TASK GOAL
Each record below should be repeated precisely as written.

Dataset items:
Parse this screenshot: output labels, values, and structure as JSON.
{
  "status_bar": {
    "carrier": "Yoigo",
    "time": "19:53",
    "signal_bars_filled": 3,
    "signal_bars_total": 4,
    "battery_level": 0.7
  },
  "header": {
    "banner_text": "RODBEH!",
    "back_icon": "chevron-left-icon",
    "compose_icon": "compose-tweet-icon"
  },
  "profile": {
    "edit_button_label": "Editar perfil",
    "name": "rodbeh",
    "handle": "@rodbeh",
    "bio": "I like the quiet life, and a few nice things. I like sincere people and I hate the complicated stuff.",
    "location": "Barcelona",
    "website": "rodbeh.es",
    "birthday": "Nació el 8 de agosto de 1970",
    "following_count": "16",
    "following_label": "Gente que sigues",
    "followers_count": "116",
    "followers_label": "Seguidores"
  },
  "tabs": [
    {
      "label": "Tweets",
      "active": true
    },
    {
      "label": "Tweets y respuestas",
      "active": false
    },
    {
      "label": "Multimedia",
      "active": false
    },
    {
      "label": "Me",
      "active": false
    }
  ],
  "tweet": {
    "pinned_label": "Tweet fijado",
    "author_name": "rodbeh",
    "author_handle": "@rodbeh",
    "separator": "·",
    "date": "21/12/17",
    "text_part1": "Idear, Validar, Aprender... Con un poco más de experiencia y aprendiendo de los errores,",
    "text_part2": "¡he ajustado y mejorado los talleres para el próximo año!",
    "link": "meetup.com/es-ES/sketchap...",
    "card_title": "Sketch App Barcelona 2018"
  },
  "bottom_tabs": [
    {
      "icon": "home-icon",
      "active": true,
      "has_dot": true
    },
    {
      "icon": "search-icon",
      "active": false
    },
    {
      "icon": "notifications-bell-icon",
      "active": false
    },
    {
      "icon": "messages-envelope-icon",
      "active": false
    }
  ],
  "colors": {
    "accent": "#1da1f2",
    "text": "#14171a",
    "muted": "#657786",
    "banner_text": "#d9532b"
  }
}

EXERCISE ANSWER
Parse this screenshot: output labels, values, and structure as JSON.
{
  "status_bar": {
    "carrier": "Yoigo",
    "time": "19:53",
    "signal_bars_filled": 3,
    "signal_bars_total": 4,
    "battery_level": 0.7
  },
  "header": {
    "banner_text": "RODBEH!",
    "back_icon": "chevron-left-icon",
    "compose_icon": "compose-tweet-icon"
  },
  "profile": {
    "edit_button_label": "Editar perfil",
    "name": "rodbeh",
    "handle": "@rodbeh",
    "bio": "I like the quiet life, and a few nice things. I like sincere people and I hate the complicated stuff.",
    "location": "Barcelona",
    "website": "rodbeh.es",
    "birthday": "Nació el 8 de agosto de 1970",
    "following_count": "16",
    "following_label": "Gente que sigues",
    "followers_count": "116",
    "followers_label": "Seguidores"
  },
  "tabs": [
    {
      "label": "Tweets",
      "active": true
    },
    {
      "label": "Tweets y respuestas",
      "active": false
    },
    {
      "label": "Multimedia",
      "active": false
    },
    {
      "label": "Me",
      "active": false
    }
  ],
  "tweet": {
    "pinned_label": "Tweet fijado",
    "author_name": "rodbeh",
    "author_handle": "@rodbeh",
    "separator": "·",
    "date": "21/12/17",
    "text_part1": "Idear, Validar, Aprender... Con un poco más de experiencia y aprendiendo de los errores,",
    "text_part2": "¡he ajustado y mejorado los talleres para el próximo año!",
    "link": "meetup.com/es-ES/sketchap...",
    "card_title": "Sketch App Barcelona 2018"
  },
  "bottom_tabs": [
    {
      "icon": "home-icon",
      "active": true,
      "has_dot": true
    },
    {
      "icon": "search-icon",
      "active": false
    },
    {
      "icon": "notifications-bell-icon",
      "active": false
    },
    {
      "icon": "messages-envelope-icon",
      "active": false
    }
  ],
  "colors": {
    "accent": "#1da1f2",
    "text": "#14171a",
    "muted": "#657786",
    "banner_text": "#d9532b"
  }
}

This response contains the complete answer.